**Data provided**:

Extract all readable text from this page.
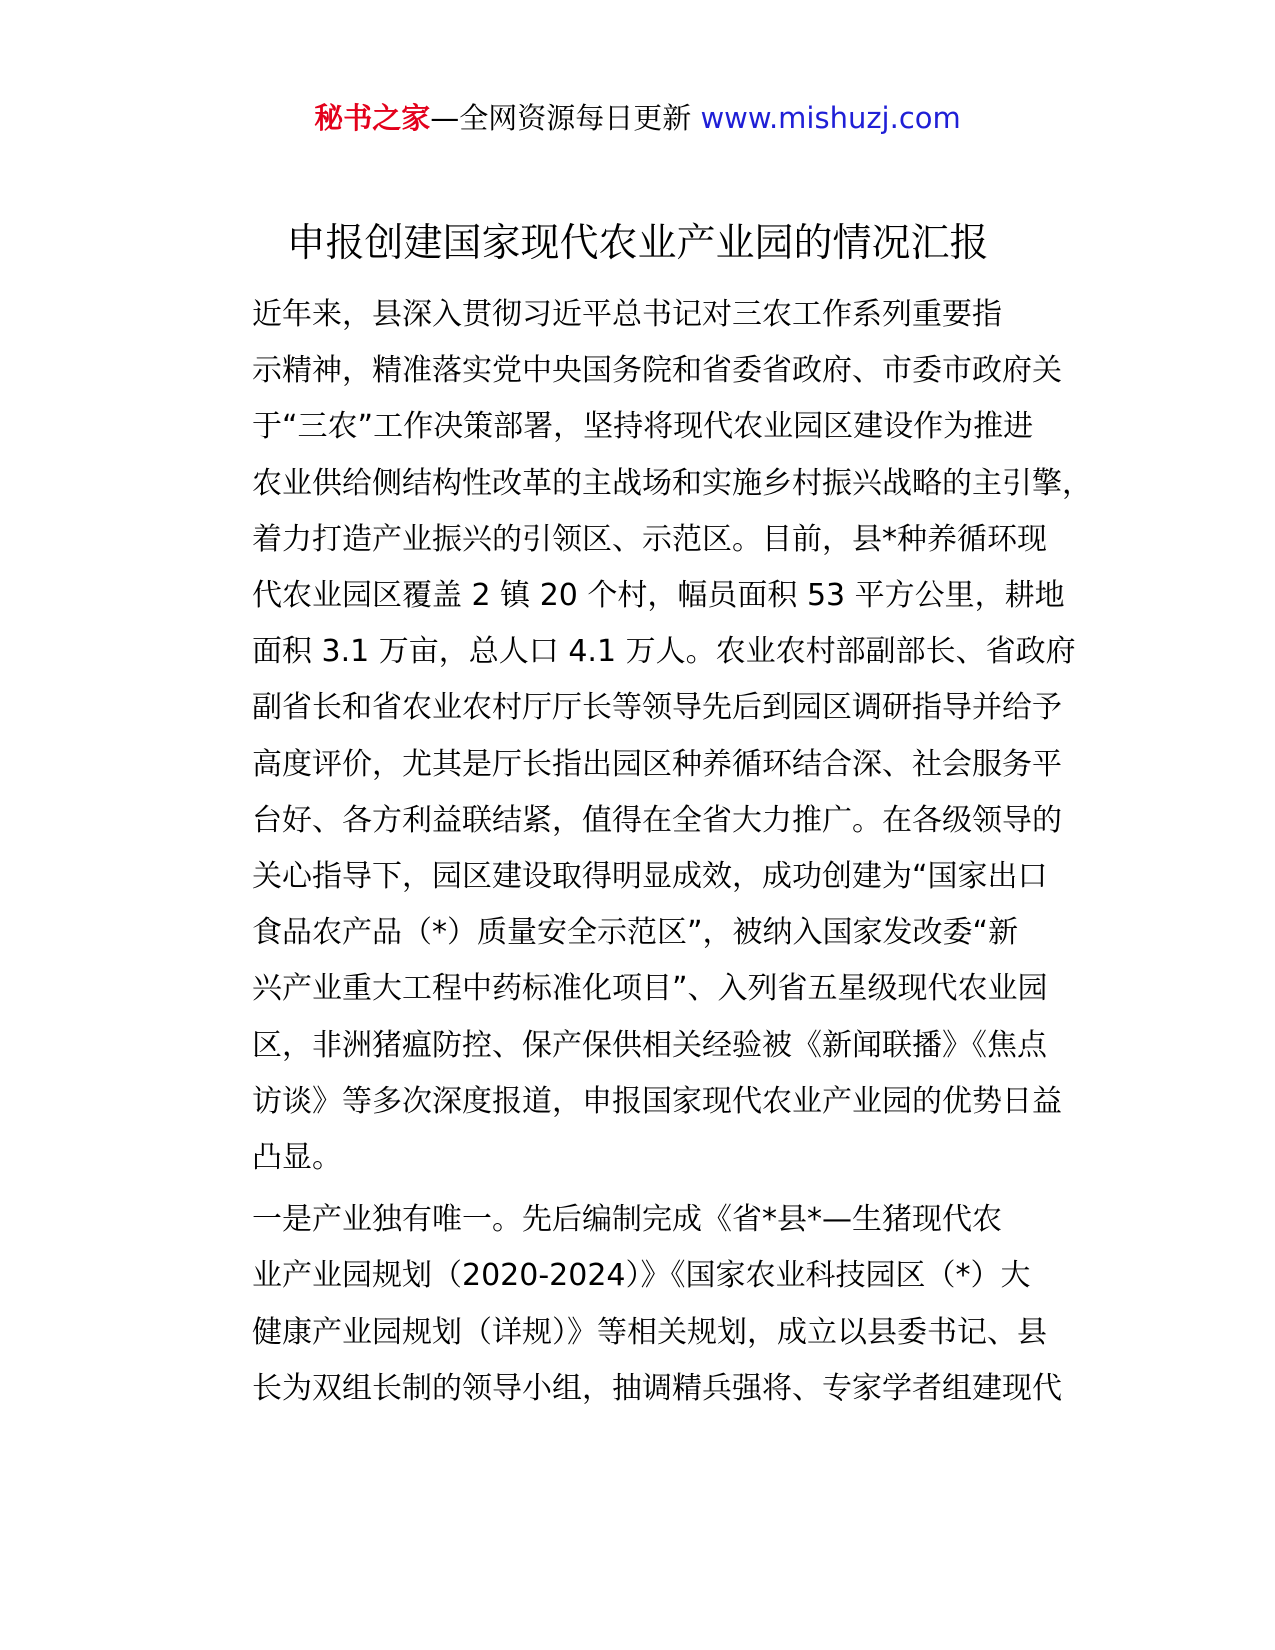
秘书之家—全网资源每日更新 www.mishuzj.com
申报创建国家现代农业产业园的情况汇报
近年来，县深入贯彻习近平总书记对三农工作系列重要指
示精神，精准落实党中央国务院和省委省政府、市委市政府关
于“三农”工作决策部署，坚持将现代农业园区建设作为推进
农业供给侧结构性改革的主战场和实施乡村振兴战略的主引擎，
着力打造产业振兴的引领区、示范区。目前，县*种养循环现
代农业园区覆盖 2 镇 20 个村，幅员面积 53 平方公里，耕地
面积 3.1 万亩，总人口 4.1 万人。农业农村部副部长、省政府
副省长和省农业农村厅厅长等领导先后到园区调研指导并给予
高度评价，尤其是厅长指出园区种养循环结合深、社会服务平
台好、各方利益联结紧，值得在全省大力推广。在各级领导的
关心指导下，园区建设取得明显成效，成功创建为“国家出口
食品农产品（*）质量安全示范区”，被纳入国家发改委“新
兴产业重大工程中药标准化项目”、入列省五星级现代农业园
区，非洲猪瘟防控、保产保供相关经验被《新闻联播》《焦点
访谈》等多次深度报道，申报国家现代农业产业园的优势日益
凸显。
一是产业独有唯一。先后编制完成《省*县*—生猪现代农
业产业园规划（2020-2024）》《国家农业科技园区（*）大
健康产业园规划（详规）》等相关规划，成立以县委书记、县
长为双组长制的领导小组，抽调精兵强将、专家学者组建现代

**Written problem**:
Pictures appear in the records above. Output everything except them, exactly.

**Exercise output**:
Extract all readable text from this page.
秘书之家—全网资源每日更新 www.mishuzj.com
申报创建国家现代农业产业园的情况汇报
近年来，县深入贯彻习近平总书记对三农工作系列重要指
示精神，精准落实党中央国务院和省委省政府、市委市政府关
于“三农”工作决策部署，坚持将现代农业园区建设作为推进
农业供给侧结构性改革的主战场和实施乡村振兴战略的主引擎，
着力打造产业振兴的引领区、示范区。目前，县*种养循环现
代农业园区覆盖 2 镇 20 个村，幅员面积 53 平方公里，耕地
面积 3.1 万亩，总人口 4.1 万人。农业农村部副部长、省政府
副省长和省农业农村厅厅长等领导先后到园区调研指导并给予
高度评价，尤其是厅长指出园区种养循环结合深、社会服务平
台好、各方利益联结紧，值得在全省大力推广。在各级领导的
关心指导下，园区建设取得明显成效，成功创建为“国家出口
食品农产品（*）质量安全示范区”，被纳入国家发改委“新
兴产业重大工程中药标准化项目”、入列省五星级现代农业园
区，非洲猪瘟防控、保产保供相关经验被《新闻联播》《焦点
访谈》等多次深度报道，申报国家现代农业产业园的优势日益
凸显。
一是产业独有唯一。先后编制完成《省*县*—生猪现代农
业产业园规划（2020-2024）》《国家农业科技园区（*）大
健康产业园规划（详规）》等相关规划，成立以县委书记、县
长为双组长制的领导小组，抽调精兵强将、专家学者组建现代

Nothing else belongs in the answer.